Repeat exactly, and only, the lines from the line containing "What text is on this page?" through the last line of the records below, including both.
----- DATASET -----
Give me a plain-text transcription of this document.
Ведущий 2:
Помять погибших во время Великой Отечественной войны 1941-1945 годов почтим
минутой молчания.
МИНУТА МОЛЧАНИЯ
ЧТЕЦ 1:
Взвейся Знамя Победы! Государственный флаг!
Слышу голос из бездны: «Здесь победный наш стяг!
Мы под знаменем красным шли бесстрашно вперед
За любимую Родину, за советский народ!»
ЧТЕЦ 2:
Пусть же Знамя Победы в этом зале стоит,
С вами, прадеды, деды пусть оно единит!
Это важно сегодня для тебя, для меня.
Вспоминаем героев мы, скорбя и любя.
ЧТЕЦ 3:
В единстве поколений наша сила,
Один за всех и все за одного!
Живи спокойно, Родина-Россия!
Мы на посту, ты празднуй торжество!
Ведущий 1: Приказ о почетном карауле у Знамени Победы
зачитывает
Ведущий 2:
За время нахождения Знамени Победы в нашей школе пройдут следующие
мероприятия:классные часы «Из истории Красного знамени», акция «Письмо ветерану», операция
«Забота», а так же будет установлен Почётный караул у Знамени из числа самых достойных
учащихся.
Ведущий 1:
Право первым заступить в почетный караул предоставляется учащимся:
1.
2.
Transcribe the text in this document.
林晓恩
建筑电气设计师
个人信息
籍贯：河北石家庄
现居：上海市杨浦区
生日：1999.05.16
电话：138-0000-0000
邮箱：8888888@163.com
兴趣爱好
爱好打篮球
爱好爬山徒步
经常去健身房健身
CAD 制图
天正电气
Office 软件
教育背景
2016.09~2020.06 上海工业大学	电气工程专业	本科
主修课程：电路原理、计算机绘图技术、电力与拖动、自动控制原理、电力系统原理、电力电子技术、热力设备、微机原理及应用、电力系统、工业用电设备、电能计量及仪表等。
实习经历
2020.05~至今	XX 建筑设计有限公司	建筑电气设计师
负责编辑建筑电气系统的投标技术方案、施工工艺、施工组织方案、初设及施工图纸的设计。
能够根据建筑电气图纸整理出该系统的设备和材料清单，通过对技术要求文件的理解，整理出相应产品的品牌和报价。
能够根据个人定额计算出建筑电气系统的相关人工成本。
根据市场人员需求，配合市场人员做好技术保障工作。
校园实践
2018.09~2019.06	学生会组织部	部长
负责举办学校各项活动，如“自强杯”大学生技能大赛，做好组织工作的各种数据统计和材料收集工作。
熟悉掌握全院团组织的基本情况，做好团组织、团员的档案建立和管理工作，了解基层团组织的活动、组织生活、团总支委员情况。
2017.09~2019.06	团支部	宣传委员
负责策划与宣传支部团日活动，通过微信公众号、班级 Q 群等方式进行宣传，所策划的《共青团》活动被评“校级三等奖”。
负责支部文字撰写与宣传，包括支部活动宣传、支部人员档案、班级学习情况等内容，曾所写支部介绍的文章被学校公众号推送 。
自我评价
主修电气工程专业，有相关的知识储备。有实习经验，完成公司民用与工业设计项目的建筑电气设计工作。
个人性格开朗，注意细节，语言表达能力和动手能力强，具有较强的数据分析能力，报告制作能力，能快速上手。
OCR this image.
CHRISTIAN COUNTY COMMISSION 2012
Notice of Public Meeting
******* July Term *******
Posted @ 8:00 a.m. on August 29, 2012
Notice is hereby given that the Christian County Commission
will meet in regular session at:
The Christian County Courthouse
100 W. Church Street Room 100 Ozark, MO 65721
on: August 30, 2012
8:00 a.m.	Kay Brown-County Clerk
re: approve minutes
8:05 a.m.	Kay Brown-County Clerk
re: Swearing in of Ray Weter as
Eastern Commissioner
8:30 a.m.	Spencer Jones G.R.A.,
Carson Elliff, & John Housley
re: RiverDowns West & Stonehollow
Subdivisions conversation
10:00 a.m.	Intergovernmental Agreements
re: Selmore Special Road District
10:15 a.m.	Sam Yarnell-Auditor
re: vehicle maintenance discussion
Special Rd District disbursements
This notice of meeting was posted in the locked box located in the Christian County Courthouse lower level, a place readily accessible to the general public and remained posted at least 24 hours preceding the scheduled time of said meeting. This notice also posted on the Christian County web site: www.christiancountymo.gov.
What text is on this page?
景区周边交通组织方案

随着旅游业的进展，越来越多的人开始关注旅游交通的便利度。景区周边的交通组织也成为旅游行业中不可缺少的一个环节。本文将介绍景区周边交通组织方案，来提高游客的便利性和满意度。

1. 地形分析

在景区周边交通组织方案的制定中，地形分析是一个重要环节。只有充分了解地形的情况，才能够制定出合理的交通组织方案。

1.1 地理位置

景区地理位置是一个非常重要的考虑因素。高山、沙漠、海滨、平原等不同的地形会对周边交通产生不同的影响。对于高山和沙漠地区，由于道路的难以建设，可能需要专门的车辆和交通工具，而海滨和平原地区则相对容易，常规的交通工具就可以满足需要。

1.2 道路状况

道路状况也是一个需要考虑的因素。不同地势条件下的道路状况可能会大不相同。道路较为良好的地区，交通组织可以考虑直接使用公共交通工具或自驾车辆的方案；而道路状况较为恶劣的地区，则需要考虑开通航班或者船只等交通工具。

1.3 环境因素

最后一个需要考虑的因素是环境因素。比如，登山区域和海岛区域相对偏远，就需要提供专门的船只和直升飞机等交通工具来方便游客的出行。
-----
▶ [OUTPUT FOR THIS EXERCISE]:
What text is on this page?
景区周边交通组织方案

随着旅游业的进展，越来越多的人开始关注旅游交通的便利度。景区周边的交通组织也成为旅游行业中不可缺少的一个环节。本文将介绍景区周边交通组织方案，来提高游客的便利性和满意度。

1. 地形分析

在景区周边交通组织方案的制定中，地形分析是一个重要环节。只有充分了解地形的情况，才能够制定出合理的交通组织方案。

1.1 地理位置

景区地理位置是一个非常重要的考虑因素。高山、沙漠、海滨、平原等不同的地形会对周边交通产生不同的影响。对于高山和沙漠地区，由于道路的难以建设，可能需要专门的车辆和交通工具，而海滨和平原地区则相对容易，常规的交通工具就可以满足需要。

1.2 道路状况

道路状况也是一个需要考虑的因素。不同地势条件下的道路状况可能会大不相同。道路较为良好的地区，交通组织可以考虑直接使用公共交通工具或自驾车辆的方案；而道路状况较为恶劣的地区，则需要考虑开通航班或者船只等交通工具。

1.3 环境因素

最后一个需要考虑的因素是环境因素。比如，登山区域和海岛区域相对偏远，就需要提供专门的船只和直升飞机等交通工具来方便游客的出行。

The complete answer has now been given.